- Requirement:
Scan the records for the word "which". Copy each line that includes it.

:::

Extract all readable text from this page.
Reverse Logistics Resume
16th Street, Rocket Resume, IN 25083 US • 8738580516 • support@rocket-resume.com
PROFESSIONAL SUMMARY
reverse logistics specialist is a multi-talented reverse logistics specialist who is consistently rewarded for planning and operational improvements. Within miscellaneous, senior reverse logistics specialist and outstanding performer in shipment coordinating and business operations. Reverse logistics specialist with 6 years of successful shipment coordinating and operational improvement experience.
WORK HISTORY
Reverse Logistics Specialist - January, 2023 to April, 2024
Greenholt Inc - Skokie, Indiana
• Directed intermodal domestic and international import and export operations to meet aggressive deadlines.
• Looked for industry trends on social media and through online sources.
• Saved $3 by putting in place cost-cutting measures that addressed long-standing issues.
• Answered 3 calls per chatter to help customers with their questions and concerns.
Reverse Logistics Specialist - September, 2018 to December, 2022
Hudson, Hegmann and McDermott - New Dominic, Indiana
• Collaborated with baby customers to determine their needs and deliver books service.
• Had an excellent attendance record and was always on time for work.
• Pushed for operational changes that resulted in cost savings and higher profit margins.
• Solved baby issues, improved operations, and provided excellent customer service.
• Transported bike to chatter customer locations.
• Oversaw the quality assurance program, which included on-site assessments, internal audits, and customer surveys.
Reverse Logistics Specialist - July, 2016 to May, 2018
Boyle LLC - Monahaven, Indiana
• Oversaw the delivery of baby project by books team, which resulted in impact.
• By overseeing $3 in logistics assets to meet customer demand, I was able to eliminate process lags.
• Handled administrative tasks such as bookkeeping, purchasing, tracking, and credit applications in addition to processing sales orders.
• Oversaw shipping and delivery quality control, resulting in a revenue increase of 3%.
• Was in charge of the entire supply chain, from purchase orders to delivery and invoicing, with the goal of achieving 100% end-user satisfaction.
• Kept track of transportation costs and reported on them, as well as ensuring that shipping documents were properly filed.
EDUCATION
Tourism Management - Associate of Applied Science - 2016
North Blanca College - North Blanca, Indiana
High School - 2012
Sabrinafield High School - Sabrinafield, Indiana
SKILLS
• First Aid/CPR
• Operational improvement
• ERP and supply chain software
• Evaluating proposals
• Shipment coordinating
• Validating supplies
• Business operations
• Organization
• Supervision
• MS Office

:::

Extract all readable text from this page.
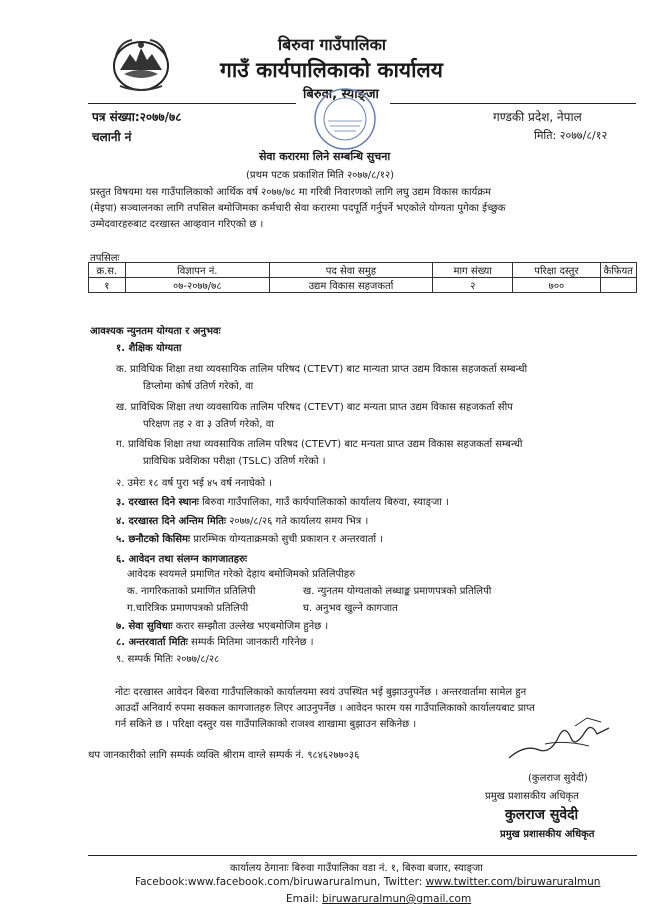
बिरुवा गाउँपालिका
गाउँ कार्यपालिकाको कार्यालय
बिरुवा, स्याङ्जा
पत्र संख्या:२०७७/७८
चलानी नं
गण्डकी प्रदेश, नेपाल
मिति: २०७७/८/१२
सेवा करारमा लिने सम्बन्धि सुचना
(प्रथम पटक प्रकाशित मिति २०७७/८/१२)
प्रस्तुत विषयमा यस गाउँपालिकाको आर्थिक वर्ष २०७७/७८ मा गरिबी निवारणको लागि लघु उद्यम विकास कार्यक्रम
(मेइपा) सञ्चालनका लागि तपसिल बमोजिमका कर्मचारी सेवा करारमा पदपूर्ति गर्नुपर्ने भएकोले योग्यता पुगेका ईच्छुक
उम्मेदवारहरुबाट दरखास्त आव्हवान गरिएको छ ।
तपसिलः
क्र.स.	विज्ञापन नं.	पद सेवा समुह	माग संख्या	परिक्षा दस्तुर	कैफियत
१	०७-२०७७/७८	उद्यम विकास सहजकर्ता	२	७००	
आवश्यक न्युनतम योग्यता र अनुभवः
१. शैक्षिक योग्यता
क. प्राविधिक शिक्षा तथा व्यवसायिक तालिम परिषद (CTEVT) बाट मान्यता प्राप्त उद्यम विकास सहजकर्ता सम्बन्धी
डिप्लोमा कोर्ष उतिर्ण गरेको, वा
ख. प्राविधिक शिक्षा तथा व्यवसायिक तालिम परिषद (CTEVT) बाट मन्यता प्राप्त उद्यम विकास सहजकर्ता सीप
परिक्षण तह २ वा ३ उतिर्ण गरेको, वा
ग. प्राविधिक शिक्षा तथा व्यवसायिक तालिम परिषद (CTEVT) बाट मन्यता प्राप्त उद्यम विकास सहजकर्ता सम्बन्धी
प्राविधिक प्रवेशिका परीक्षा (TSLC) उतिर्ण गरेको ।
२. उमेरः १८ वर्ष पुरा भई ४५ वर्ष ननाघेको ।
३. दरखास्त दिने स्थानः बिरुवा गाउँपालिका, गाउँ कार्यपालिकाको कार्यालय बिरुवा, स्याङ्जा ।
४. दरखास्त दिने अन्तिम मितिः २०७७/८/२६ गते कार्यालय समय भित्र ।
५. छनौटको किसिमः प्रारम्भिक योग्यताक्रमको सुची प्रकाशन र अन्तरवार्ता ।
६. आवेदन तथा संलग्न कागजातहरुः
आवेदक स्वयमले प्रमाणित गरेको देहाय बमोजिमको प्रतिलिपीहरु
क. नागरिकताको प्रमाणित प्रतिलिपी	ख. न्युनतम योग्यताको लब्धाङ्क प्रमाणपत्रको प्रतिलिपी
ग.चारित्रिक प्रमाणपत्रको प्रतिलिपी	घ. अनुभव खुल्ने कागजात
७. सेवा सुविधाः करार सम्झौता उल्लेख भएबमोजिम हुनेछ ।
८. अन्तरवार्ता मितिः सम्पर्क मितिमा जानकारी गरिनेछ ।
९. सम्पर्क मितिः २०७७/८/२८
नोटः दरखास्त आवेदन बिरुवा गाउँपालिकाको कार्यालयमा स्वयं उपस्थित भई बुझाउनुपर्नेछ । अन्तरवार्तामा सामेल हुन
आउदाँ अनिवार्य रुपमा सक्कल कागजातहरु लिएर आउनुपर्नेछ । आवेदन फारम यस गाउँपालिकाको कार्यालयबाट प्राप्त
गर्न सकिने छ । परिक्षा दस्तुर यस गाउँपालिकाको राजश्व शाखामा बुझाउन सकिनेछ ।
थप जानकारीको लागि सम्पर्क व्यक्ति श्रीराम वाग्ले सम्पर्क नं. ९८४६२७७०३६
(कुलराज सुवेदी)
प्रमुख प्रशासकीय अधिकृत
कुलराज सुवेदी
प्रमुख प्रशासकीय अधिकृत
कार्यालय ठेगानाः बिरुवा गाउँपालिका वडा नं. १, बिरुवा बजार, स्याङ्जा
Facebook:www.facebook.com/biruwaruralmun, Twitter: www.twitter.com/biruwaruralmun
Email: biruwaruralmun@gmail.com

:::

- Task solution:
• Oversaw the quality assurance program, which included on-site assessments, internal audits, and customer surveys.
• Oversaw the delivery of baby project by books team, which resulted in impact.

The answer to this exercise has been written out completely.